Some records:
—————

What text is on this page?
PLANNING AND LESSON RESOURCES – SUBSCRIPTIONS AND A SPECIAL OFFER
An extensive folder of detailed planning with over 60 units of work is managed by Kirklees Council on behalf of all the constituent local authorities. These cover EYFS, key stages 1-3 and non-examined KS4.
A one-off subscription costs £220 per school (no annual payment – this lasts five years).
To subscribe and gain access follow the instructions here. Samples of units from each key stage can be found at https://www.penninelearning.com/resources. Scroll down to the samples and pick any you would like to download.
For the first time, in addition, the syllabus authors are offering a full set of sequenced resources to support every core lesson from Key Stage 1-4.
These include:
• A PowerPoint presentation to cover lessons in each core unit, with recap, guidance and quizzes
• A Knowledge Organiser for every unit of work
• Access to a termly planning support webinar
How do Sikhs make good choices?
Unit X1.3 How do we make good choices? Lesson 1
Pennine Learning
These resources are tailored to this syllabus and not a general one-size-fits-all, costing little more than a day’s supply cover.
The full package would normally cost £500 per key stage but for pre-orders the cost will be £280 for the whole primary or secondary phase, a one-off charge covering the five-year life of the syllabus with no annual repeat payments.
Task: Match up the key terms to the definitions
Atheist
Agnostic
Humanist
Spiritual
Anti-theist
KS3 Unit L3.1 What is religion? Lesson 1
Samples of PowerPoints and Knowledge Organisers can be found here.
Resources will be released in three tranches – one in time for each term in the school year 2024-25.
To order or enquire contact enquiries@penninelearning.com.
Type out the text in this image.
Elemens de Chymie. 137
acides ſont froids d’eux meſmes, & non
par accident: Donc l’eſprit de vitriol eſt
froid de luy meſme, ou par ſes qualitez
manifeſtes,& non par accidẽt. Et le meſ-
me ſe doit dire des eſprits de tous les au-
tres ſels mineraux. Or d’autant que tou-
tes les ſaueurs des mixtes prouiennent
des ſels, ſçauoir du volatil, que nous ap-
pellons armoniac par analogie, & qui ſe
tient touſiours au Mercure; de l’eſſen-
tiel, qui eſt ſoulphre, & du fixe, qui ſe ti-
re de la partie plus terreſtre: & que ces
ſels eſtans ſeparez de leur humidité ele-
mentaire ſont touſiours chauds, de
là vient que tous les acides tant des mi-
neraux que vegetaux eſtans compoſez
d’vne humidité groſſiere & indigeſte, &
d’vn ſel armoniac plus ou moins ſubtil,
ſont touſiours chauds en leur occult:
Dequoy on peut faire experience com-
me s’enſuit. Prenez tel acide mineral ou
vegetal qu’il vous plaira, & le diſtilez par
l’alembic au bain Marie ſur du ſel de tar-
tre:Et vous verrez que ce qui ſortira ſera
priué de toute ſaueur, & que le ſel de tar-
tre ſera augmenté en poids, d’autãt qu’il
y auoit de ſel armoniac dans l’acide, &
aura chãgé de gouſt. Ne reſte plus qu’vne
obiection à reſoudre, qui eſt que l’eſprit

—————

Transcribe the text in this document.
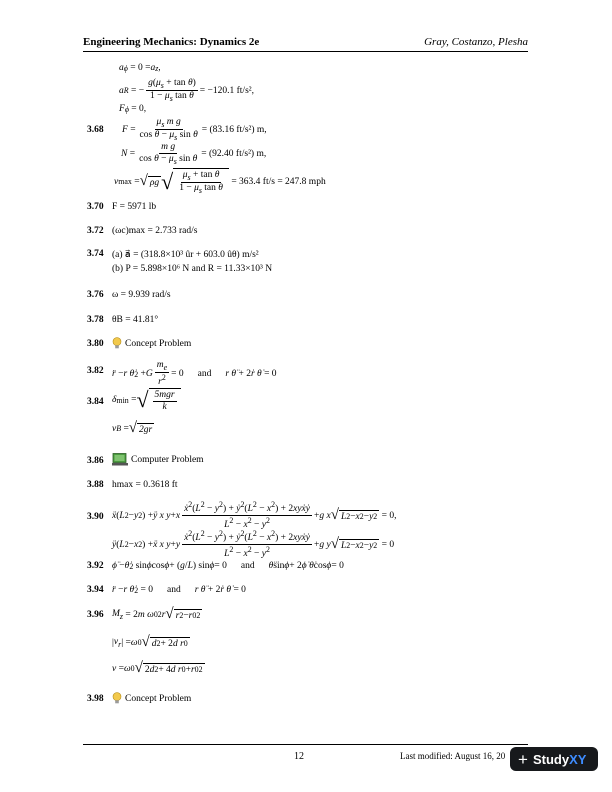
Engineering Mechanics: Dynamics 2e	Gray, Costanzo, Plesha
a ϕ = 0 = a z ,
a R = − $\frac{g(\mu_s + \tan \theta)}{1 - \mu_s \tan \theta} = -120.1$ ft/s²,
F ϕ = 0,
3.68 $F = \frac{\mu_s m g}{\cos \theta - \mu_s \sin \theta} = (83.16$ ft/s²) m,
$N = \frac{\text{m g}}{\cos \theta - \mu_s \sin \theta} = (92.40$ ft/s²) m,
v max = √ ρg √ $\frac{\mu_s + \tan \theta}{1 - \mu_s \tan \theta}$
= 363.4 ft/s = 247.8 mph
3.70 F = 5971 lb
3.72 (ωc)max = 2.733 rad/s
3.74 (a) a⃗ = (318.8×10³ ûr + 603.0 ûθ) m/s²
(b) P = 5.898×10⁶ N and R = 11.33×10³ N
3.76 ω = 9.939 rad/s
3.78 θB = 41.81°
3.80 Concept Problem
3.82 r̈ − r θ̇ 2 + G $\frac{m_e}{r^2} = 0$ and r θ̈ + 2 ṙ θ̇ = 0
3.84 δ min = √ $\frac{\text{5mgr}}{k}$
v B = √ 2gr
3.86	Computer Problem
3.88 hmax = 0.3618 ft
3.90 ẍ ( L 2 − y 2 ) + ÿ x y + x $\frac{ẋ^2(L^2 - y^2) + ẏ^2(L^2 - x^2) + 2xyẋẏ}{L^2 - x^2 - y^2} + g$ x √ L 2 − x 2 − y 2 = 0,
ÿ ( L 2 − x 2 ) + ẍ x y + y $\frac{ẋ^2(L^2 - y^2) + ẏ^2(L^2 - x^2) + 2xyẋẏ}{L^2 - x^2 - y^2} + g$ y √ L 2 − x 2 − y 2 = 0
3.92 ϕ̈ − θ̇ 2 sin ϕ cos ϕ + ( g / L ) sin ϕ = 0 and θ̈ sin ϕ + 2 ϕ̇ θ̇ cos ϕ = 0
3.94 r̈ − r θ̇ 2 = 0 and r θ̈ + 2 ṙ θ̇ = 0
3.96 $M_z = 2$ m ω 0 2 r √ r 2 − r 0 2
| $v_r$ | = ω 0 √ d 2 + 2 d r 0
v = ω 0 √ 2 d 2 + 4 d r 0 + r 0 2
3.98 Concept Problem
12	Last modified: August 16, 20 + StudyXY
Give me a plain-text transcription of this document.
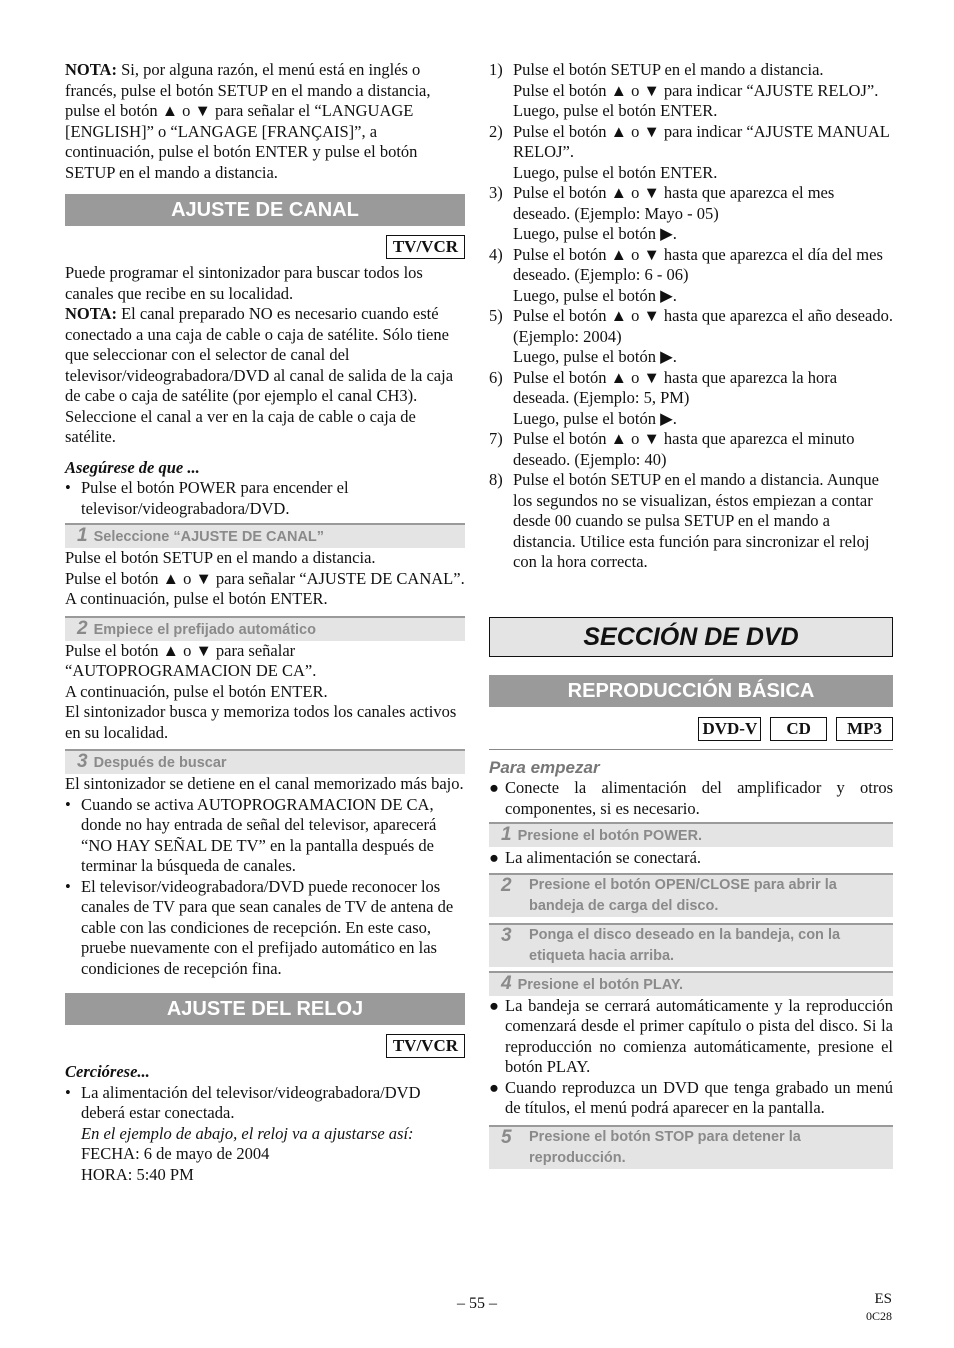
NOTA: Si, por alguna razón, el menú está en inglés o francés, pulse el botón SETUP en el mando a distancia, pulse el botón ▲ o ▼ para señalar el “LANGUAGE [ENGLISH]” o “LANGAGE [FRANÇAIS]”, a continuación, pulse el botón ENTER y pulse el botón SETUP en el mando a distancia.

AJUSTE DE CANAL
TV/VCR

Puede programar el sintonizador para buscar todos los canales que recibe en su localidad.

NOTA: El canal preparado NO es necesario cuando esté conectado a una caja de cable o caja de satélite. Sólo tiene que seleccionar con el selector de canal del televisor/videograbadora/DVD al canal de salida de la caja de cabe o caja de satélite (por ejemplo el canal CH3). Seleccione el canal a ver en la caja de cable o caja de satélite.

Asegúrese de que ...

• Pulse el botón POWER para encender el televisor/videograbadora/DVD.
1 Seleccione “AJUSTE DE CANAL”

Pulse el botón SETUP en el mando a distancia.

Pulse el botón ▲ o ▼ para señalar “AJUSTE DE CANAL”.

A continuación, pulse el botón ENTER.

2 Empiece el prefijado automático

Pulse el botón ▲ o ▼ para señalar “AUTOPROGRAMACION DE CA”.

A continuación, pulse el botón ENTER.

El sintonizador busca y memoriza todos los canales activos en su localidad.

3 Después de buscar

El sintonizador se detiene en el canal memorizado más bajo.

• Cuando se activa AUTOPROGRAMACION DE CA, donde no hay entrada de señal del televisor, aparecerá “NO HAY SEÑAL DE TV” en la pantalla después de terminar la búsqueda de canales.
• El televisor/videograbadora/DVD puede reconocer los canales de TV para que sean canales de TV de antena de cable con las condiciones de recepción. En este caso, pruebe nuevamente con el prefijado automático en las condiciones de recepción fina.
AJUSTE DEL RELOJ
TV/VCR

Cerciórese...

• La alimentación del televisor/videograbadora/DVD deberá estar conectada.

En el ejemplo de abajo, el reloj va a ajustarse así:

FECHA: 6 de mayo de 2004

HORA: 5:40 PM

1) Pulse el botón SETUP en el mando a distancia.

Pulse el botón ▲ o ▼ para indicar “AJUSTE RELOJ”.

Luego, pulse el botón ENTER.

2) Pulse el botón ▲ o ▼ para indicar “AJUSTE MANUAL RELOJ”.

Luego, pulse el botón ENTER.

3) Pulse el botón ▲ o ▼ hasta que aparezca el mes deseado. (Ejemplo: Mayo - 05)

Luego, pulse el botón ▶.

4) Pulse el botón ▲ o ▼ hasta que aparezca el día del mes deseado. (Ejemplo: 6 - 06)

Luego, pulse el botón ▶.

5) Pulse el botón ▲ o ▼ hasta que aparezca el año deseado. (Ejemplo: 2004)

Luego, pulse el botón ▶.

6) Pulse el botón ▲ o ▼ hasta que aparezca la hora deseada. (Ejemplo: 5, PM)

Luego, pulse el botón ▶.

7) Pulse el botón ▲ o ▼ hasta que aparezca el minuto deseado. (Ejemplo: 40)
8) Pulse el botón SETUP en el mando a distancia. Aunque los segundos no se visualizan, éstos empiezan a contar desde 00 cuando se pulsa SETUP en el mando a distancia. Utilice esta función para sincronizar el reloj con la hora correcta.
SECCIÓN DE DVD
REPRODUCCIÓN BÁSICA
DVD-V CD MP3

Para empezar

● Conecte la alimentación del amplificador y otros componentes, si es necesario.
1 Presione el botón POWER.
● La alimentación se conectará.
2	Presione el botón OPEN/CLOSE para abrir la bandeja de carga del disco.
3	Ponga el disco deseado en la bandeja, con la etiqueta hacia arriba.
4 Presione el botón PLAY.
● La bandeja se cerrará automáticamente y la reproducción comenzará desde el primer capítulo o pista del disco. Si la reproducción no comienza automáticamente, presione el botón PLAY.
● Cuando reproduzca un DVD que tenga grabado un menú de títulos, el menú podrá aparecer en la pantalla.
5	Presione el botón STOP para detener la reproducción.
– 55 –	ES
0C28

—————

STATED GOAL |
Write only the number of lines in the records that include the word "choices".

RESPONSE TO THIS TASK |
2